Reproduce all the entries exactly and keep the pictures out.

→ PROVIDED MATERIAL
▬▬▬▬▬▬▬▬▬▬

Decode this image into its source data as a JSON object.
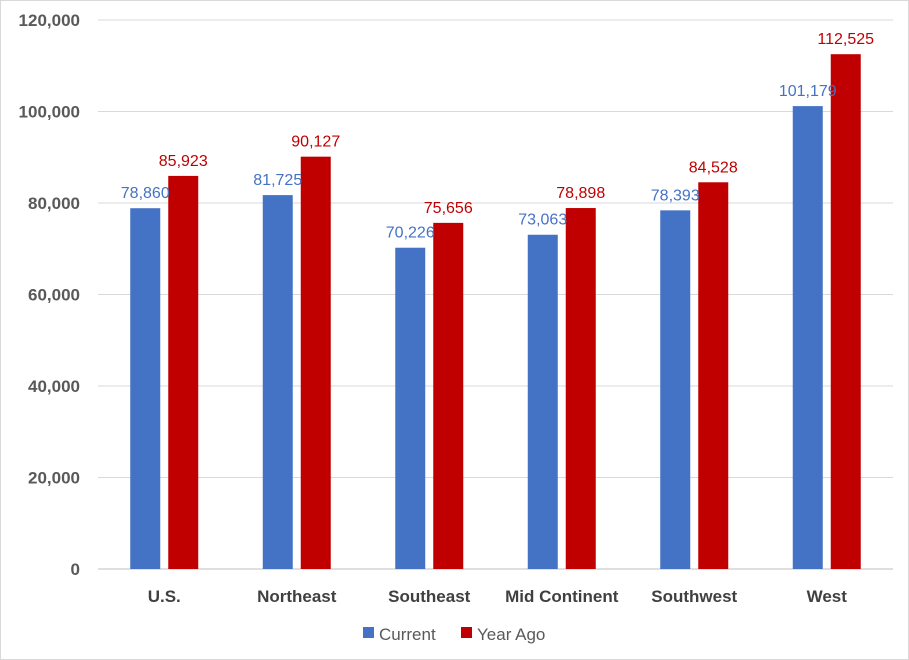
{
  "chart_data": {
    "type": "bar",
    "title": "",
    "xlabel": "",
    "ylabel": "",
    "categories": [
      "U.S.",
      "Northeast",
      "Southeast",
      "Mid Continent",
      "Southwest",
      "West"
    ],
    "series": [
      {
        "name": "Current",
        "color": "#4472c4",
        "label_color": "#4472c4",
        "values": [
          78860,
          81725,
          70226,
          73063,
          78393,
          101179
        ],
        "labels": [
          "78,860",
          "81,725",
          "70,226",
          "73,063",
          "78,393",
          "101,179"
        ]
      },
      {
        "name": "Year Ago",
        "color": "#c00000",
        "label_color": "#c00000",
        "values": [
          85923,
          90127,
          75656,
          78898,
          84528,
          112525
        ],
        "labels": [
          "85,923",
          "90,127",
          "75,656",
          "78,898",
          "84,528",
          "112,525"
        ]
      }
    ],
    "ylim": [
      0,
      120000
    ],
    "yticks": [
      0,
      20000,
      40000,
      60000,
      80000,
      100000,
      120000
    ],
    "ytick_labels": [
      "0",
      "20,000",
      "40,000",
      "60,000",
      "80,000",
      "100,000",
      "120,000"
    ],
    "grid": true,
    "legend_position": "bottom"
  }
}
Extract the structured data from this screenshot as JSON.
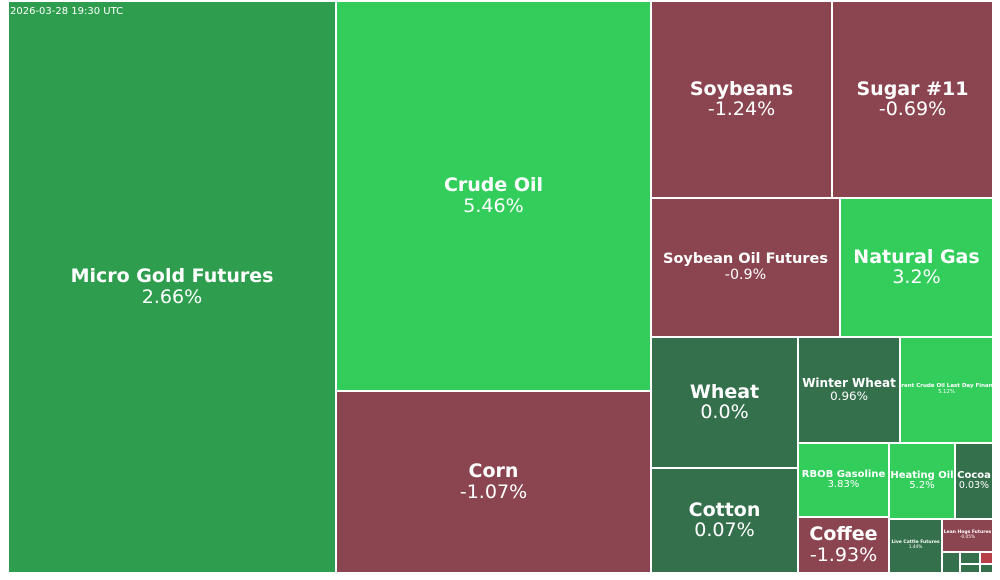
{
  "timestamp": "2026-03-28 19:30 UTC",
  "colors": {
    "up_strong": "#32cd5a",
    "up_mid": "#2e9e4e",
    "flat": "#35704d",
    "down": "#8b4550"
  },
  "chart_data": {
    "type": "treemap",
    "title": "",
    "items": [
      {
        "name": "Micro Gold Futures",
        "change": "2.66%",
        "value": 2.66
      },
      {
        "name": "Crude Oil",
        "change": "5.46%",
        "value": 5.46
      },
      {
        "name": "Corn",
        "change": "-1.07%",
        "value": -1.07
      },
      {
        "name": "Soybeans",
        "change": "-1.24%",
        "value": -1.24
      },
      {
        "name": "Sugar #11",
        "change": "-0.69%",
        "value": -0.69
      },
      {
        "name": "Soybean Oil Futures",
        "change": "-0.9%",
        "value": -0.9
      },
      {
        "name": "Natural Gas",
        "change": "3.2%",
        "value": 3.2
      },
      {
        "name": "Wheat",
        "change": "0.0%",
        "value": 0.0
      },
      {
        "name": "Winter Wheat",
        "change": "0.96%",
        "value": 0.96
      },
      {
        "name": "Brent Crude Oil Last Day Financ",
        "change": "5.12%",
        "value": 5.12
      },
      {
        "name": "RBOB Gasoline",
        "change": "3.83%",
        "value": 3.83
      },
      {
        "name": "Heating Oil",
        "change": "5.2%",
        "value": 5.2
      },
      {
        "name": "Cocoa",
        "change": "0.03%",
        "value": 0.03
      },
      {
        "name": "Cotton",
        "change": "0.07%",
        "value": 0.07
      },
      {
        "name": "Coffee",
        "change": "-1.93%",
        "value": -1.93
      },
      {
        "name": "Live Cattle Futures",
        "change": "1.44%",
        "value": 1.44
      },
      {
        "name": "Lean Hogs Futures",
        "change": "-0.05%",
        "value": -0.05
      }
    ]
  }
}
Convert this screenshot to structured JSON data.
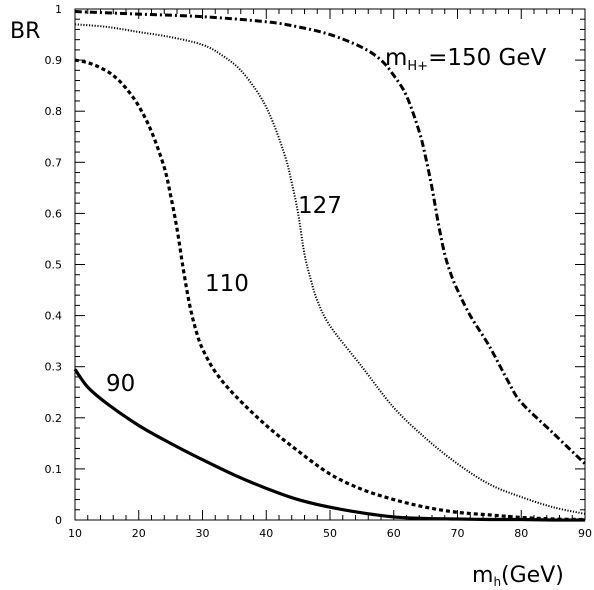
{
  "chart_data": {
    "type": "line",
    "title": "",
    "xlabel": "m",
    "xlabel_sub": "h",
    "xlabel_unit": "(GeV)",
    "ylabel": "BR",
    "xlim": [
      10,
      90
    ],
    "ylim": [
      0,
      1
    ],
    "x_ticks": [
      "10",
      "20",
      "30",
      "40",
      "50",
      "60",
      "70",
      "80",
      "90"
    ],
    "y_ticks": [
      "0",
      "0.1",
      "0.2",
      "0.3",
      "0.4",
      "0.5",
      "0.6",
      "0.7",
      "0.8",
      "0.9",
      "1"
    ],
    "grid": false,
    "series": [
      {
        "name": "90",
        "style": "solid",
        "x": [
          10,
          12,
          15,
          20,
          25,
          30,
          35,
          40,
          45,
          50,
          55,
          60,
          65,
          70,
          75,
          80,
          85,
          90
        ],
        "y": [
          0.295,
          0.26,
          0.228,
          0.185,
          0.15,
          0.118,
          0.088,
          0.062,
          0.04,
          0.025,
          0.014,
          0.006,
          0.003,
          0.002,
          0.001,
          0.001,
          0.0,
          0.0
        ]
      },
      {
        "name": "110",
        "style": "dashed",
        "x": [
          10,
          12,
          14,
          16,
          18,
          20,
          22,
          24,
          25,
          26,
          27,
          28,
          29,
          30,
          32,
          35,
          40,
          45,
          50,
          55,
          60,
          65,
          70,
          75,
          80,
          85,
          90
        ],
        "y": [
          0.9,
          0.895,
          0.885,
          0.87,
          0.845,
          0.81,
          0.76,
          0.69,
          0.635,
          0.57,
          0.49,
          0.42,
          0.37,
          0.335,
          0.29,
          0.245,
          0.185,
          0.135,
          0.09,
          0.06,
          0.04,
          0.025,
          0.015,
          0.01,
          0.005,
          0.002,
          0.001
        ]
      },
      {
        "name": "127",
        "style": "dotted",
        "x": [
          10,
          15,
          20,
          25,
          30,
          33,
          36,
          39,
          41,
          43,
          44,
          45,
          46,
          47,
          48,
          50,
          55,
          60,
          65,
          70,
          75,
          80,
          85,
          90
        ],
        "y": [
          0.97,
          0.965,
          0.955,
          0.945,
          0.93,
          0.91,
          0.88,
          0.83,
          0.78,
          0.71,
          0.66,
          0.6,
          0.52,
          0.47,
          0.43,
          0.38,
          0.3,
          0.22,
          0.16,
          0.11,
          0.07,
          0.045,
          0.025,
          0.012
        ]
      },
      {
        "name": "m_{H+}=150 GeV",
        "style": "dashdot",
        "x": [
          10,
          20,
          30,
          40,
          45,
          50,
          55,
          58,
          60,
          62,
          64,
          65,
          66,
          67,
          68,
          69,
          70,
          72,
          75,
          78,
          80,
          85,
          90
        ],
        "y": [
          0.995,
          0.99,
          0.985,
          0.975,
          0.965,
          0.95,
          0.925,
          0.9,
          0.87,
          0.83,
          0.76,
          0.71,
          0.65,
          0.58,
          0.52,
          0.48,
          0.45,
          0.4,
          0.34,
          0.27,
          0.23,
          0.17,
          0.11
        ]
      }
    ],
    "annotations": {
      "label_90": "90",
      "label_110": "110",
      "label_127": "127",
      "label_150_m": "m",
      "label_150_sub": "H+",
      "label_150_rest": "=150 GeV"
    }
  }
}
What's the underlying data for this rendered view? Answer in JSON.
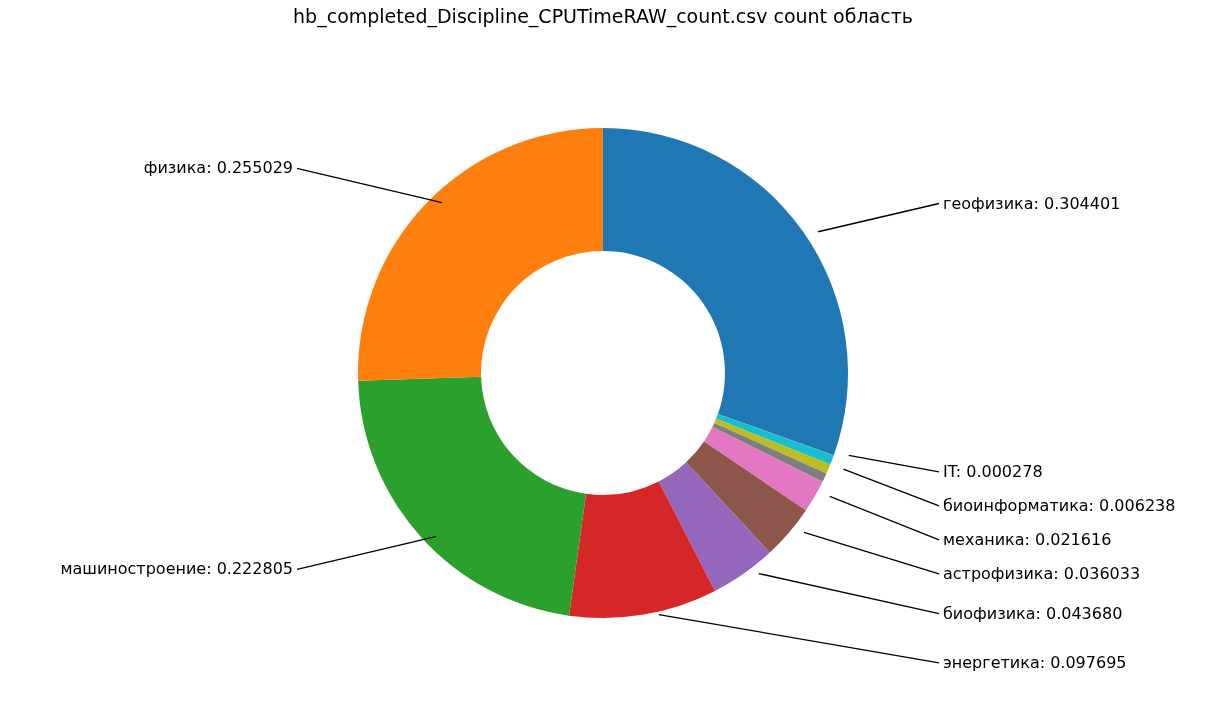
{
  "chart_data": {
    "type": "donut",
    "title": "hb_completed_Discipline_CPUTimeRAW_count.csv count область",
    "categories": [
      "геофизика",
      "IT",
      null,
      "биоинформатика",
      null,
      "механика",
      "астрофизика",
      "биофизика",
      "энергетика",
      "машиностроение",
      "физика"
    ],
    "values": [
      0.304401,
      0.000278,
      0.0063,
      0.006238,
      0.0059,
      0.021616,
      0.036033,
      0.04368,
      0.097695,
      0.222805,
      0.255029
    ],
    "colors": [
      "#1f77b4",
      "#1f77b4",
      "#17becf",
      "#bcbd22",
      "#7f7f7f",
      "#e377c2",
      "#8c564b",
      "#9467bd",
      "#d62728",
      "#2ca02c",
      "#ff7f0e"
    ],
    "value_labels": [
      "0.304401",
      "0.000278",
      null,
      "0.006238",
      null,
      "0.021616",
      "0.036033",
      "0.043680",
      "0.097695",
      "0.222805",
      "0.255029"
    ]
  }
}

▬▬▬▬▬▬▬▬▬▬

→ ANSWER TO THE EXERCISE
Decode this image into its source data as a JSON object.
{
  "chart_data": {
    "type": "bar",
    "title": "",
    "xlabel": "",
    "ylabel": "",
    "categories": [
      "U.S.",
      "Northeast",
      "Southeast",
      "Mid Continent",
      "Southwest",
      "West"
    ],
    "series": [
      {
        "name": "Current",
        "color": "#4472c4",
        "label_color": "#4472c4",
        "values": [
          78860,
          81725,
          70226,
          73063,
          78393,
          101179
        ],
        "labels": [
          "78,860",
          "81,725",
          "70,226",
          "73,063",
          "78,393",
          "101,179"
        ]
      },
      {
        "name": "Year Ago",
        "color": "#c00000",
        "label_color": "#c00000",
        "values": [
          85923,
          90127,
          75656,
          78898,
          84528,
          112525
        ],
        "labels": [
          "85,923",
          "90,127",
          "75,656",
          "78,898",
          "84,528",
          "112,525"
        ]
      }
    ],
    "ylim": [
      0,
      120000
    ],
    "yticks": [
      0,
      20000,
      40000,
      60000,
      80000,
      100000,
      120000
    ],
    "ytick_labels": [
      "0",
      "20,000",
      "40,000",
      "60,000",
      "80,000",
      "100,000",
      "120,000"
    ],
    "grid": true,
    "legend_position": "bottom"
  }
}
Extract the structured data from this screenshot as JSON.
{
  "timestamp": "2026-03-28 19:30 UTC",
  "colors": {
    "up_strong": "#32cd5a",
    "up_mid": "#2e9e4e",
    "flat": "#35704d",
    "down": "#8b4550"
  },
  "chart_data": {
    "type": "treemap",
    "title": "",
    "items": [
      {
        "name": "Micro Gold Futures",
        "change": "2.66%",
        "value": 2.66
      },
      {
        "name": "Crude Oil",
        "change": "5.46%",
        "value": 5.46
      },
      {
        "name": "Corn",
        "change": "-1.07%",
        "value": -1.07
      },
      {
        "name": "Soybeans",
        "change": "-1.24%",
        "value": -1.24
      },
      {
        "name": "Sugar #11",
        "change": "-0.69%",
        "value": -0.69
      },
      {
        "name": "Soybean Oil Futures",
        "change": "-0.9%",
        "value": -0.9
      },
      {
        "name": "Natural Gas",
        "change": "3.2%",
        "value": 3.2
      },
      {
        "name": "Wheat",
        "change": "0.0%",
        "value": 0.0
      },
      {
        "name": "Winter Wheat",
        "change": "0.96%",
        "value": 0.96
      },
      {
        "name": "Brent Crude Oil Last Day Financ",
        "change": "5.12%",
        "value": 5.12
      },
      {
        "name": "RBOB Gasoline",
        "change": "3.83%",
        "value": 3.83
      },
      {
        "name": "Heating Oil",
        "change": "5.2%",
        "value": 5.2
      },
      {
        "name": "Cocoa",
        "change": "0.03%",
        "value": 0.03
      },
      {
        "name": "Cotton",
        "change": "0.07%",
        "value": 0.07
      },
      {
        "name": "Coffee",
        "change": "-1.93%",
        "value": -1.93
      },
      {
        "name": "Live Cattle Futures",
        "change": "1.44%",
        "value": 1.44
      },
      {
        "name": "Lean Hogs Futures",
        "change": "-0.05%",
        "value": -0.05
      }
    ]
  }
}
Convert this screenshot to structured JSON data.
{
  "chart_data": {
    "type": "line",
    "title": "",
    "xlabel": "m",
    "xlabel_sub": "h",
    "xlabel_unit": "(GeV)",
    "ylabel": "BR",
    "xlim": [
      10,
      90
    ],
    "ylim": [
      0,
      1
    ],
    "x_ticks": [
      "10",
      "20",
      "30",
      "40",
      "50",
      "60",
      "70",
      "80",
      "90"
    ],
    "y_ticks": [
      "0",
      "0.1",
      "0.2",
      "0.3",
      "0.4",
      "0.5",
      "0.6",
      "0.7",
      "0.8",
      "0.9",
      "1"
    ],
    "grid": false,
    "series": [
      {
        "name": "90",
        "style": "solid",
        "x": [
          10,
          12,
          15,
          20,
          25,
          30,
          35,
          40,
          45,
          50,
          55,
          60,
          65,
          70,
          75,
          80,
          85,
          90
        ],
        "y": [
          0.295,
          0.26,
          0.228,
          0.185,
          0.15,
          0.118,
          0.088,
          0.062,
          0.04,
          0.025,
          0.014,
          0.006,
          0.003,
          0.002,
          0.001,
          0.001,
          0.0,
          0.0
        ]
      },
      {
        "name": "110",
        "style": "dashed",
        "x": [
          10,
          12,
          14,
          16,
          18,
          20,
          22,
          24,
          25,
          26,
          27,
          28,
          29,
          30,
          32,
          35,
          40,
          45,
          50,
          55,
          60,
          65,
          70,
          75,
          80,
          85,
          90
        ],
        "y": [
          0.9,
          0.895,
          0.885,
          0.87,
          0.845,
          0.81,
          0.76,
          0.69,
          0.635,
          0.57,
          0.49,
          0.42,
          0.37,
          0.335,
          0.29,
          0.245,
          0.185,
          0.135,
          0.09,
          0.06,
          0.04,
          0.025,
          0.015,
          0.01,
          0.005,
          0.002,
          0.001
        ]
      },
      {
        "name": "127",
        "style": "dotted",
        "x": [
          10,
          15,
          20,
          25,
          30,
          33,
          36,
          39,
          41,
          43,
          44,
          45,
          46,
          47,
          48,
          50,
          55,
          60,
          65,
          70,
          75,
          80,
          85,
          90
        ],
        "y": [
          0.97,
          0.965,
          0.955,
          0.945,
          0.93,
          0.91,
          0.88,
          0.83,
          0.78,
          0.71,
          0.66,
          0.6,
          0.52,
          0.47,
          0.43,
          0.38,
          0.3,
          0.22,
          0.16,
          0.11,
          0.07,
          0.045,
          0.025,
          0.012
        ]
      },
      {
        "name": "m_{H+}=150 GeV",
        "style": "dashdot",
        "x": [
          10,
          20,
          30,
          40,
          45,
          50,
          55,
          58,
          60,
          62,
          64,
          65,
          66,
          67,
          68,
          69,
          70,
          72,
          75,
          78,
          80,
          85,
          90
        ],
        "y": [
          0.995,
          0.99,
          0.985,
          0.975,
          0.965,
          0.95,
          0.925,
          0.9,
          0.87,
          0.83,
          0.76,
          0.71,
          0.65,
          0.58,
          0.52,
          0.48,
          0.45,
          0.4,
          0.34,
          0.27,
          0.23,
          0.17,
          0.11
        ]
      }
    ],
    "annotations": {
      "label_90": "90",
      "label_110": "110",
      "label_127": "127",
      "label_150_m": "m",
      "label_150_sub": "H+",
      "label_150_rest": "=150 GeV"
    }
  }
}
What's the underlying data for this rendered view? Answer in JSON.
{
  "chart_data": {
    "type": "donut",
    "title": "hb_completed_Discipline_CPUTimeRAW_count.csv count область",
    "categories": [
      "геофизика",
      "IT",
      null,
      "биоинформатика",
      null,
      "механика",
      "астрофизика",
      "биофизика",
      "энергетика",
      "машиностроение",
      "физика"
    ],
    "values": [
      0.304401,
      0.000278,
      0.0063,
      0.006238,
      0.0059,
      0.021616,
      0.036033,
      0.04368,
      0.097695,
      0.222805,
      0.255029
    ],
    "colors": [
      "#1f77b4",
      "#1f77b4",
      "#17becf",
      "#bcbd22",
      "#7f7f7f",
      "#e377c2",
      "#8c564b",
      "#9467bd",
      "#d62728",
      "#2ca02c",
      "#ff7f0e"
    ],
    "value_labels": [
      "0.304401",
      "0.000278",
      null,
      "0.006238",
      null,
      "0.021616",
      "0.036033",
      "0.043680",
      "0.097695",
      "0.222805",
      "0.255029"
    ]
  }
}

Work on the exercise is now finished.